Tally the lines of the listing that contain the word "bentes", then give the total and nothing else.
** start of Record extracts **
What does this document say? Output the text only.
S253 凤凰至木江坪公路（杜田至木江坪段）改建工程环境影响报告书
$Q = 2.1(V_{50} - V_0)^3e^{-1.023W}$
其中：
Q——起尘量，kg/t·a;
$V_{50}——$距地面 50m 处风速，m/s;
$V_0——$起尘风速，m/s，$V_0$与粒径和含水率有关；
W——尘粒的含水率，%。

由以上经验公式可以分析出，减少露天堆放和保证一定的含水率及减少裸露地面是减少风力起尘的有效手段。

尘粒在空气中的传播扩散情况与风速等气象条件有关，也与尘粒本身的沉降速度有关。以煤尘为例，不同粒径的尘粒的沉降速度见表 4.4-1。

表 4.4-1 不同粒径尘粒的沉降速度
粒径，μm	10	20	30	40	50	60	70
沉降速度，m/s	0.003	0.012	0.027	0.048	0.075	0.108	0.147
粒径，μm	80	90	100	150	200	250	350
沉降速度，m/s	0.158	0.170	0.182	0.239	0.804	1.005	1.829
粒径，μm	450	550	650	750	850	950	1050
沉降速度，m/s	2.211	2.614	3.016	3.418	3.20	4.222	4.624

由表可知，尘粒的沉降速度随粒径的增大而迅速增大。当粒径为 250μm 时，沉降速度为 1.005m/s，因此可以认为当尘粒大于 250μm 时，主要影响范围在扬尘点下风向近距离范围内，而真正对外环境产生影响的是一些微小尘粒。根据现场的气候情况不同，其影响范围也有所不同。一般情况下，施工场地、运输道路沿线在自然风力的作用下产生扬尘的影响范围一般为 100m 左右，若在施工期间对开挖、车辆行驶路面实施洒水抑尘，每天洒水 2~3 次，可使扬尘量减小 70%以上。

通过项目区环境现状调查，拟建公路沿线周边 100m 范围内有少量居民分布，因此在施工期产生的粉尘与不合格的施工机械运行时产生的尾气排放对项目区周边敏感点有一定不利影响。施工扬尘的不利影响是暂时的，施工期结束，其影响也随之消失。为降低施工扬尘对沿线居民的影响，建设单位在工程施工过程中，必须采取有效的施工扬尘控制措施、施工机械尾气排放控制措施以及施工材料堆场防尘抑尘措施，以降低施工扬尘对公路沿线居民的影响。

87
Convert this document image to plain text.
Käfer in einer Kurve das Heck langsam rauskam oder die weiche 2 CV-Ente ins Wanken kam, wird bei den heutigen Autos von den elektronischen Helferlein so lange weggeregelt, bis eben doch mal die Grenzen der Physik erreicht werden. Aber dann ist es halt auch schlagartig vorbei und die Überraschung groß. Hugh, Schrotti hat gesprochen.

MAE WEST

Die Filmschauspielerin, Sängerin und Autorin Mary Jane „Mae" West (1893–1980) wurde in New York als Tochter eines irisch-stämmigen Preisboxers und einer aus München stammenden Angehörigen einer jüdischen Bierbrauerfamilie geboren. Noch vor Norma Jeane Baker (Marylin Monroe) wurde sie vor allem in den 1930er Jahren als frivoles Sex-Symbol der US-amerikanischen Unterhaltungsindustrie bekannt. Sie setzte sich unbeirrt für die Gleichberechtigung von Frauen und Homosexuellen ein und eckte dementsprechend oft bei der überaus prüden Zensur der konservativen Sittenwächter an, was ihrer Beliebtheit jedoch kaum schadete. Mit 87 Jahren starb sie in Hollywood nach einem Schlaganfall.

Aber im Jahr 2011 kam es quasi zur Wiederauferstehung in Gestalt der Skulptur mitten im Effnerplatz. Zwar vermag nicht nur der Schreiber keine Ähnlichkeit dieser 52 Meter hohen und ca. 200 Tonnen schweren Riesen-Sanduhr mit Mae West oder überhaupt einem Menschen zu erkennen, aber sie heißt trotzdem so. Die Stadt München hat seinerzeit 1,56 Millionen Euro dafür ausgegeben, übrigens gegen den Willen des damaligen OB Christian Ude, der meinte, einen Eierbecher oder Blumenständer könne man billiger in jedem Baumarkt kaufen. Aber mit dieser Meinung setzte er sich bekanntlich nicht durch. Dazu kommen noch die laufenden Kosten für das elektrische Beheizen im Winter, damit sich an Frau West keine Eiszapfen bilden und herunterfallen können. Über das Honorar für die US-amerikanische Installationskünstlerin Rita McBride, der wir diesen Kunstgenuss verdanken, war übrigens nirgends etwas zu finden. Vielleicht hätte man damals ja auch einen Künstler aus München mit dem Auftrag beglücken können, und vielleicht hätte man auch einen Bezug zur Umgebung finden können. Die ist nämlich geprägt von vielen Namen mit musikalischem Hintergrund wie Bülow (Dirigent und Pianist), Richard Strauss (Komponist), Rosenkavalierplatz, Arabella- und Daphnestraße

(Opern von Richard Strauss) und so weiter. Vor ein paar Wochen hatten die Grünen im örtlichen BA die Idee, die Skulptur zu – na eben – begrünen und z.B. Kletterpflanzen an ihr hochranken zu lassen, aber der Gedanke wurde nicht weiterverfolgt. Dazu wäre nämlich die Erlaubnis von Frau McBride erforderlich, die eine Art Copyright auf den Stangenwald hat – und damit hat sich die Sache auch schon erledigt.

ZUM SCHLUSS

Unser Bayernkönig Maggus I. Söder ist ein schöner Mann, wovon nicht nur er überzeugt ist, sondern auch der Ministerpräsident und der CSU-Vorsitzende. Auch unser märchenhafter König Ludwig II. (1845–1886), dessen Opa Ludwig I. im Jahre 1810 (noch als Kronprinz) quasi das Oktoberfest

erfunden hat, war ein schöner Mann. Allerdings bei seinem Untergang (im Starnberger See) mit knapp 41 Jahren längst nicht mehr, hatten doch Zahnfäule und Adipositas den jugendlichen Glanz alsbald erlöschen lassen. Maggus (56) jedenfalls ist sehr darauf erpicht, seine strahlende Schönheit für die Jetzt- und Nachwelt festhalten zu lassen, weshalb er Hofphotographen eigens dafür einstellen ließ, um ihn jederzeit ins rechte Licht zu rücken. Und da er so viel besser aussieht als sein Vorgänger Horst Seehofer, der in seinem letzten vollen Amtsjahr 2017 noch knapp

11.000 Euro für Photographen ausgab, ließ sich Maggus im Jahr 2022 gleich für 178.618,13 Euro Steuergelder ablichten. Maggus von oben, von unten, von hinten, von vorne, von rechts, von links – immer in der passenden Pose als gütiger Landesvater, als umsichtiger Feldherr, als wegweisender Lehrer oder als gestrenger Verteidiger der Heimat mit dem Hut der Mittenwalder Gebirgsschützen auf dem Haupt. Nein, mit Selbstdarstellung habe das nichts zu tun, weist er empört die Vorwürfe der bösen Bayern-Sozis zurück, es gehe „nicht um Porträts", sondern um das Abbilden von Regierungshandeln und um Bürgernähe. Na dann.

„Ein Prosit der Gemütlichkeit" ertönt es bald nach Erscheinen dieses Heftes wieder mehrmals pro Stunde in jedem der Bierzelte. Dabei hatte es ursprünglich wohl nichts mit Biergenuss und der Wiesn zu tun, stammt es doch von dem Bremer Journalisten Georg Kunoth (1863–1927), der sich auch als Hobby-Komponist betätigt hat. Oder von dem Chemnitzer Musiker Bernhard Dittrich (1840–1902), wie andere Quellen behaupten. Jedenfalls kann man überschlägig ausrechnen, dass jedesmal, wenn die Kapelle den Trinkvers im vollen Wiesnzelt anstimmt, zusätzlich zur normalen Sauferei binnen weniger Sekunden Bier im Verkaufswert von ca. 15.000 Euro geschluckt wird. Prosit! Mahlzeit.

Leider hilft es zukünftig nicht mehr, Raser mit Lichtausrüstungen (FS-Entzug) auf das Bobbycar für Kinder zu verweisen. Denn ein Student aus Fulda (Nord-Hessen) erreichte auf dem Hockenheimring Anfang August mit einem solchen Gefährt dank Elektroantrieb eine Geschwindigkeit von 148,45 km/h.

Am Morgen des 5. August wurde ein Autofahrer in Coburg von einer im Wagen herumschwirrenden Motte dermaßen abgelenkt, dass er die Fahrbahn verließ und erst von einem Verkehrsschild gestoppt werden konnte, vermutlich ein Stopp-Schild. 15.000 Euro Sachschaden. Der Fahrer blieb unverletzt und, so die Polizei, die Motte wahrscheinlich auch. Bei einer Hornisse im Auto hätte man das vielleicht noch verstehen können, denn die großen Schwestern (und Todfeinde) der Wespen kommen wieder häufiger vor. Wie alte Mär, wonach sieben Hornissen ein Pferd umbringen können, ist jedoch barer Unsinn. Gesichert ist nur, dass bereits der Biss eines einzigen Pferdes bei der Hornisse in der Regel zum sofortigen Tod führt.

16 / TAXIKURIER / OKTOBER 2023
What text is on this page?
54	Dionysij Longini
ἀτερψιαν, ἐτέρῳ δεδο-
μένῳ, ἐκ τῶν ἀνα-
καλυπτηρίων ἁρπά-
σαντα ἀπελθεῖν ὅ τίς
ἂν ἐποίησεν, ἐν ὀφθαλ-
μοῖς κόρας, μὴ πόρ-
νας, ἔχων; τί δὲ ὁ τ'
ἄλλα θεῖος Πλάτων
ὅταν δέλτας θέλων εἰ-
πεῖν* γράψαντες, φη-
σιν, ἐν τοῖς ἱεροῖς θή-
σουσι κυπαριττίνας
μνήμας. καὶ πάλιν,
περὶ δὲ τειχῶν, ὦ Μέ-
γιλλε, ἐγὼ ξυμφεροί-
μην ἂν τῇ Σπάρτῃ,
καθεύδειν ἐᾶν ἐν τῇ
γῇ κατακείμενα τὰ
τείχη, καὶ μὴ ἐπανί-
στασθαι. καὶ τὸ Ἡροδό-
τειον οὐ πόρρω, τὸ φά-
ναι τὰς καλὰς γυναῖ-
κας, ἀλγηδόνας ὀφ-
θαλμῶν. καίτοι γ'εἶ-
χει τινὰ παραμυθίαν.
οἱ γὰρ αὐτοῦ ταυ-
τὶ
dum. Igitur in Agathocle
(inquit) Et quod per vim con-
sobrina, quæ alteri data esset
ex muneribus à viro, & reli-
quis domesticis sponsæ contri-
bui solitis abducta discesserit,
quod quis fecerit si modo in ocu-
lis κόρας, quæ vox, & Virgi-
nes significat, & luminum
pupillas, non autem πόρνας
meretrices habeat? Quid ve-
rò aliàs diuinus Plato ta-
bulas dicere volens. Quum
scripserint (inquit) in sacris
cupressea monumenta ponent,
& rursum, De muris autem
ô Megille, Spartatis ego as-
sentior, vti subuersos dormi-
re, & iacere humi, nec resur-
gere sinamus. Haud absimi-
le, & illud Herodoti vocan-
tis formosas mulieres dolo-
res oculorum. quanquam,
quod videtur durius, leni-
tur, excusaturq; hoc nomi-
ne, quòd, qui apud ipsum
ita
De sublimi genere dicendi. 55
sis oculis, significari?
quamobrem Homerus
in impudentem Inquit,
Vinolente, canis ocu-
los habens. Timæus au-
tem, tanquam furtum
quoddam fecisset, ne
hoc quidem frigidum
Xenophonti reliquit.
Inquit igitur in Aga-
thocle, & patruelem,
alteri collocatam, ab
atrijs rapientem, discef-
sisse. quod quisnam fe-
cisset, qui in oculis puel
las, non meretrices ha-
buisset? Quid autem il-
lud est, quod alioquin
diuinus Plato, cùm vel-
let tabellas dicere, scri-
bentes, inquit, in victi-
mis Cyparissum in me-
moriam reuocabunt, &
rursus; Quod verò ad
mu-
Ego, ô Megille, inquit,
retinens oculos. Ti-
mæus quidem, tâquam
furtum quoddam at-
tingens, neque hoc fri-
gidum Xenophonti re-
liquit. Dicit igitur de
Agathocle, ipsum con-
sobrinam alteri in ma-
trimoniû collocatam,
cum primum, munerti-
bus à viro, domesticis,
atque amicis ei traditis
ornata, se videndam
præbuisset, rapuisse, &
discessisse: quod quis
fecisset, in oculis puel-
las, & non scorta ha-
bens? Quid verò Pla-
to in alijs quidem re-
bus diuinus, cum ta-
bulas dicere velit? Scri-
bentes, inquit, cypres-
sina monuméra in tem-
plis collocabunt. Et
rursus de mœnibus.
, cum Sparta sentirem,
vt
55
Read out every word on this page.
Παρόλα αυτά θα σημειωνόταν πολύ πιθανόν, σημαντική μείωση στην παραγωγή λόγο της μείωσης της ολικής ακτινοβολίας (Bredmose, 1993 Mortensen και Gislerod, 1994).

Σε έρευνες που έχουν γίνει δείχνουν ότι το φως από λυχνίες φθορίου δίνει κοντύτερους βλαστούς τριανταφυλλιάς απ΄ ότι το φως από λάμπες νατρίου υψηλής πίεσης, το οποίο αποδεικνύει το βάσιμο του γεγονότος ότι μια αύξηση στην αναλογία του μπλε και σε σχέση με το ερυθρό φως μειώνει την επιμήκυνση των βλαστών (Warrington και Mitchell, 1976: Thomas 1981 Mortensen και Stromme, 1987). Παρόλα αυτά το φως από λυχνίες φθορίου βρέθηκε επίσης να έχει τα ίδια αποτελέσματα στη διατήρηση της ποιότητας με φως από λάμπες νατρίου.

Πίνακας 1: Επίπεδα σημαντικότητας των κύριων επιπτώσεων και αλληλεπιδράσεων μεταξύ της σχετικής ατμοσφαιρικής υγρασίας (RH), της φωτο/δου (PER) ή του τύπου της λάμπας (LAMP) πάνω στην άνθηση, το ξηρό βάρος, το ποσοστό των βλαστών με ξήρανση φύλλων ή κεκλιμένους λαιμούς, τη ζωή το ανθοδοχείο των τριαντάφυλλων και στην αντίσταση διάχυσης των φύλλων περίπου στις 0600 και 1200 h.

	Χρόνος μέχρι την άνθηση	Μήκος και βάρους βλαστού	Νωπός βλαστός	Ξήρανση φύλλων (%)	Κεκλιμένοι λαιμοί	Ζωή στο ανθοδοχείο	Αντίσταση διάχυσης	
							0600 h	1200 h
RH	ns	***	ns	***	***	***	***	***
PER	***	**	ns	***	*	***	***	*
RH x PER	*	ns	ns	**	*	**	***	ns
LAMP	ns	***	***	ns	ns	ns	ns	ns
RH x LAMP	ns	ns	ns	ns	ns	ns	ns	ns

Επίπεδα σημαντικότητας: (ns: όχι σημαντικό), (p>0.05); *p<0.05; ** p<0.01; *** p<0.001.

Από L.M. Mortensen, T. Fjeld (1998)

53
** end of Record extracts **
* **Task output**:
2